§ **SELECTED PASSAGE**:

39 Legitimate Reasons Why Food Is Better Than Sex

Ice Cream That Looks Like Boobs

To loosely paraphrase baby-boomer hero Jeff Foxworthy, if you think food is just as amazing as sex, you might be a millennial. At least according to recent data released by Havas Worldwide, which surveyed more than 12,000 adults from all over the world and determined that 54% of millennials find food just as pleasurable as sex. And, that 35% would choose a killer dinner at a restaurant over fornication. It turns out, our generation loves food as much as we hate the crippling student loans that will stifle us for the rest of our professional lives. 

On a lighter note, here are some legitimate reasons why we, as a generation, might like food better than fuckin' -- straight from a semi-esteemed, definitely genuine millennial. If you don't believe me, I'll show you my college debt. 

Cheesy Sandwich with Bacon
Drew Swantak/Thrillist

1. If your pizza doesn't come in 30 minutes, it's free.

2. You don't (usually) sweat when you eat.

3. Paying for food is not only acceptable, it's polite.

4. Going to dinner with your best friend won't ruin your relationship.

5. A food baby goes away after a few hours, so you won't have to support it for 18 years.

6. The only thing pancakes cling to is your stomach lining.

7. If your grandma passed down a handwritten book of sex positions, it would be super weird.

8. No one cries after ravioli, I mean, probably.

9. You don't have to get naked to eat (you totally can, though).

10. You can't invite your family over for a nice Sunday orgy .

Egg and toast

11. No one breaks up with you if you stop eating to watch Netflix.

12. You'll never regret a one-night stand with cookie dough.

13. If you get a shit meal, you can send it back to the kitchen.

14. You can order food right to your door.

15. You have really great memories of cooking with your mom.

16. You've never had an awkward morning chat with the guacamole you ate last night.

17. You barely have to move while eating.

18. They give food away for free at birthday parties.

19. There are literal buffets of food.

§ **SUPPLIED INFORMATION**:
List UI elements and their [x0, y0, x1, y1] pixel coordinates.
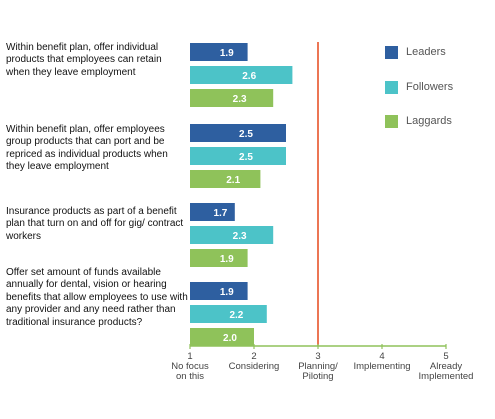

§ **WHAT TO WORK ON**:
A. In the food-versus-sex article, how many adults did Havas Worldwide survey?
B. Condense the food-versus-sex article's paragraph that begins "To loosely paraphrase baby-boomer hero" into two or three sentences that keep its main facts.
C. Pick up the food-versus-sex article after item 19 and continue its numbered reasons.

§ **OUTPUTS**:
A. More than 12,000 adults from all over the world.

B. Havas Worldwide surveyed more than 12,000 adults worldwide and found that 54% of millennials find food as pleasurable as sex, while 35% would pick a great restaurant dinner over sex. In the author's view, this generation loves food as much as it hates its crushing student loans.

C.
20. If you eat something bad, you never have to see it again.

Chocolate gooey cake
Africa Studio/Shutterstock

21. Rarely does dirty food give you the clap.

22. That three-way with Ben and Jerry was definitely no strings attached.

23. You don't have to shower after tacos. I mean, hopefully.

24. Sriracha is cheaper than lube.

25. Your boss will actually encourage you to eat at your desk.

26. Cookbooks on your coffee table won't creep people out.

27. You can stop mid-eating to answer a text.

28. You are never stuck eating the same thing for the rest of your life.

29. You don't have to wait till your cheese turns 18 (or 16 in Alabama) to eat it.

30. Breakfast burritos don't make you wait three dates to get inside your mouth.

Close up of pizza
Cole Saladino/Thrillist

31. You can watch Chopped on your phone in the subway, and no one will call the cops.

32. You can't break your dick eating a cheeseburger.

33. Grilled cheese is just so uncomplicated.

34. You don't have to lie and tell your eggs Benedict it was great, even if it was underwhelming and a little runny on the edges.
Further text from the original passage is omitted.